* **AIM OF THE TASK**: Scan the lines below for the word "Output". Copy each line you find it in.

* **GIVEN DATA**:
※ ※ ※
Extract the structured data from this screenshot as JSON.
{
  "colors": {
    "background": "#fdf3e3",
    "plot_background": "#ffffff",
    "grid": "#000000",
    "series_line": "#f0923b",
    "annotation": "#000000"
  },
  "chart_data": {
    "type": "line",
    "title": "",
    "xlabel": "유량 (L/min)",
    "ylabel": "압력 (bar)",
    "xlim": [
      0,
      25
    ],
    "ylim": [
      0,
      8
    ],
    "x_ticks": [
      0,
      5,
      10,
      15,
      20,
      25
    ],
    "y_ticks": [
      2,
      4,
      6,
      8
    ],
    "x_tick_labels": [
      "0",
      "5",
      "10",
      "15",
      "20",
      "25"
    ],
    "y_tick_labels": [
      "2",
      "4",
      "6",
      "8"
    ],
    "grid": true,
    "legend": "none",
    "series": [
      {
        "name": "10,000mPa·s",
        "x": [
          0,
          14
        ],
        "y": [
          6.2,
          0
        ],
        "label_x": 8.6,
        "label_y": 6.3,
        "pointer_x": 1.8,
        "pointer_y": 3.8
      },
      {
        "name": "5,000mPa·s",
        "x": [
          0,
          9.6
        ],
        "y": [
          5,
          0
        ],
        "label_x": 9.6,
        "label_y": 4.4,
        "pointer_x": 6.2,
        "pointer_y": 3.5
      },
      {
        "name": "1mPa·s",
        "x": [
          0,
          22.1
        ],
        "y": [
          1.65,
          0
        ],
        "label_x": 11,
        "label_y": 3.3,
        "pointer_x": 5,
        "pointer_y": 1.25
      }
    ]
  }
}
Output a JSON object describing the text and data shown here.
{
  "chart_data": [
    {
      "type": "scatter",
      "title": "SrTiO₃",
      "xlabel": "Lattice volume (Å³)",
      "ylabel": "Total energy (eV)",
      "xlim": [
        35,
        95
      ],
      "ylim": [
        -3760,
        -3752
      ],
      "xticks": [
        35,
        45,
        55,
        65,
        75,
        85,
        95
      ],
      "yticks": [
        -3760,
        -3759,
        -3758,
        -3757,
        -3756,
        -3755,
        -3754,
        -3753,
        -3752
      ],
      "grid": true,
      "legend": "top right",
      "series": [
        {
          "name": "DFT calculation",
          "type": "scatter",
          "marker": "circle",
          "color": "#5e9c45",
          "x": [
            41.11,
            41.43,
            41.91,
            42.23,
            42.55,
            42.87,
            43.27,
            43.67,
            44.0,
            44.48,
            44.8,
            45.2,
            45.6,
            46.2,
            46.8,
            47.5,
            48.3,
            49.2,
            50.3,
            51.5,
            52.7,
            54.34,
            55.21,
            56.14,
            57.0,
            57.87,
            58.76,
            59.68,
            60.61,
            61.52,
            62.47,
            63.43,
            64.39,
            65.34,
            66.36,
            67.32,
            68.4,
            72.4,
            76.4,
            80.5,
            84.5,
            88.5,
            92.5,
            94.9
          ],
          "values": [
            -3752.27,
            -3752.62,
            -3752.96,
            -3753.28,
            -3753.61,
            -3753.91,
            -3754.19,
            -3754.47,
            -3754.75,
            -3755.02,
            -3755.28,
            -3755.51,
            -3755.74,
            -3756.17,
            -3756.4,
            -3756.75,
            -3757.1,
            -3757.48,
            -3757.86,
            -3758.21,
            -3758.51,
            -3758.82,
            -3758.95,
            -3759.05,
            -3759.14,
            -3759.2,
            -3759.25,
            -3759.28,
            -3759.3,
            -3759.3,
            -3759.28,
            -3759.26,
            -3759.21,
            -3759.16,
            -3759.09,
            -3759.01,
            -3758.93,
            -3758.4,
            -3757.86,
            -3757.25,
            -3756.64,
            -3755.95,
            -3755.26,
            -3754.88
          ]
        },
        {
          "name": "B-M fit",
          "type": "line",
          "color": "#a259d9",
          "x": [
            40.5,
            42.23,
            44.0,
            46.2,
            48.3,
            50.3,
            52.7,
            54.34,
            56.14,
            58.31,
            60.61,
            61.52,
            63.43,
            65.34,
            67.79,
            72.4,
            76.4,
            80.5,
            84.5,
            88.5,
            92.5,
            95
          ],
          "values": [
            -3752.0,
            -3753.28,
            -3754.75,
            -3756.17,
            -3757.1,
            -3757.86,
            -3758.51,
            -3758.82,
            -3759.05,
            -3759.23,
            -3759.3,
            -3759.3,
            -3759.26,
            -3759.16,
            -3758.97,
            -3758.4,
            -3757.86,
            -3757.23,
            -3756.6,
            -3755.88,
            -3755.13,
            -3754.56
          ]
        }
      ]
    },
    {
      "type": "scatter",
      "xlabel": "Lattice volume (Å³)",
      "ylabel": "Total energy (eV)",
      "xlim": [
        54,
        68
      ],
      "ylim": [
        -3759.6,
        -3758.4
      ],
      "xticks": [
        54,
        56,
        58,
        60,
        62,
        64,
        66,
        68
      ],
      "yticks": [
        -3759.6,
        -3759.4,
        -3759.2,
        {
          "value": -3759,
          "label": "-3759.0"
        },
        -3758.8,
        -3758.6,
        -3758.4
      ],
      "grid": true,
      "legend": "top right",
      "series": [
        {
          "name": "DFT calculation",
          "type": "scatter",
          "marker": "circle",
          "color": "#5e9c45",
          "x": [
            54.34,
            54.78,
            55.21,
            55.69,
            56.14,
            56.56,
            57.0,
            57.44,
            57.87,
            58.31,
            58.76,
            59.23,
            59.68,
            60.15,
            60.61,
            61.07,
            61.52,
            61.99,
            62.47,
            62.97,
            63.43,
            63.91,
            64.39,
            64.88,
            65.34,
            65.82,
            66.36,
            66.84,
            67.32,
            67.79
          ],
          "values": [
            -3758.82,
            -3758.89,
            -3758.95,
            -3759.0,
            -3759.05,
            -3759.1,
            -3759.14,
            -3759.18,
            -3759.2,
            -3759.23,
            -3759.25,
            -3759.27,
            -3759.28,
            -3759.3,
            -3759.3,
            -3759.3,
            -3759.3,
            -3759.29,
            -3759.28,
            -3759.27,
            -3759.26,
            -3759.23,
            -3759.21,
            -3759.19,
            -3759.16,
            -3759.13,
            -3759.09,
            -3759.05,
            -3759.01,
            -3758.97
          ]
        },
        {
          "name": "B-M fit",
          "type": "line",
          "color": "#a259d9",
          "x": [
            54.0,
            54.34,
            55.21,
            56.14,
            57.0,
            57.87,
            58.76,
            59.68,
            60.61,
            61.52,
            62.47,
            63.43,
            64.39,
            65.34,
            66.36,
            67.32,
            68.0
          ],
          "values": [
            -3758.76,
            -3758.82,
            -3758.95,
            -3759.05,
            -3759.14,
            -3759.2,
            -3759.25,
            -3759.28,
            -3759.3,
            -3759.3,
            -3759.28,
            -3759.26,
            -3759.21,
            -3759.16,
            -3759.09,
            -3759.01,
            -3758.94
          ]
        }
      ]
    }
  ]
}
※ ※ ※
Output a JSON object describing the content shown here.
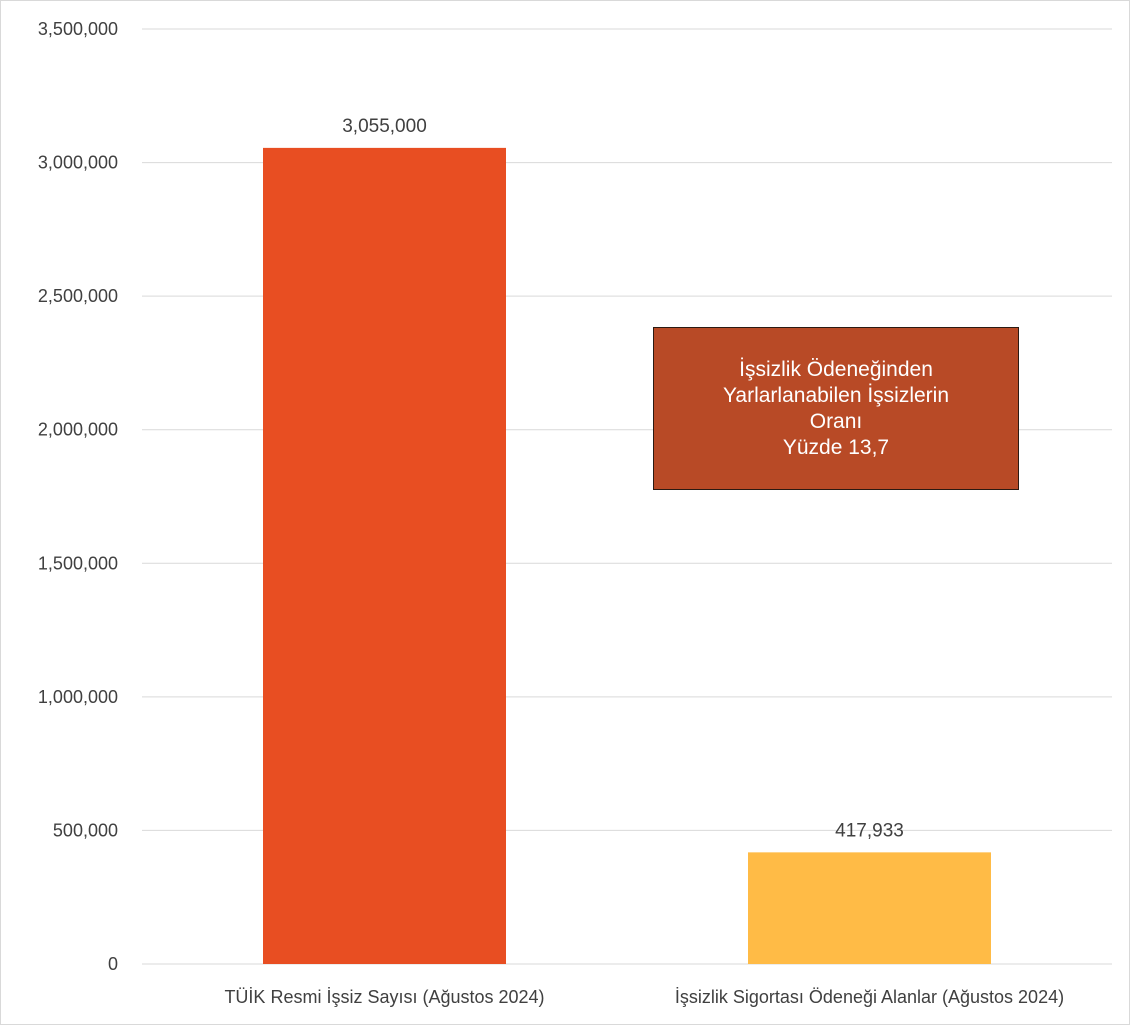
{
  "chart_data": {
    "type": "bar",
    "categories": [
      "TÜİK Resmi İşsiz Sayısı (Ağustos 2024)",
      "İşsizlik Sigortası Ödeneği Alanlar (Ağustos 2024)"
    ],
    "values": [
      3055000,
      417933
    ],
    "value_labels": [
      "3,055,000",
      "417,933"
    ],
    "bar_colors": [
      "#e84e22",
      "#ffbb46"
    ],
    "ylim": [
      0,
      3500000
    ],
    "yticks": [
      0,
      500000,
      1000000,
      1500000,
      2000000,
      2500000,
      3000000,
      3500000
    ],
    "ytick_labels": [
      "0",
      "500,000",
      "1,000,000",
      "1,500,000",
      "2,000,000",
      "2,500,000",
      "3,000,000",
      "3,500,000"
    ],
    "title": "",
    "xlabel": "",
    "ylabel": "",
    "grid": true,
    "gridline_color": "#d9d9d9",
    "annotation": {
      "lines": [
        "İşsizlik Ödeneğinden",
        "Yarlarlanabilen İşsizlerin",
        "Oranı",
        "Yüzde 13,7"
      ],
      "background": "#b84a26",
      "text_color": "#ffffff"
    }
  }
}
※ ※ ※
* **SOLUTION FOR THIS TASK**:
Output a JSON object describing the text and data shown here.
Output a JSON object describing the content shown here.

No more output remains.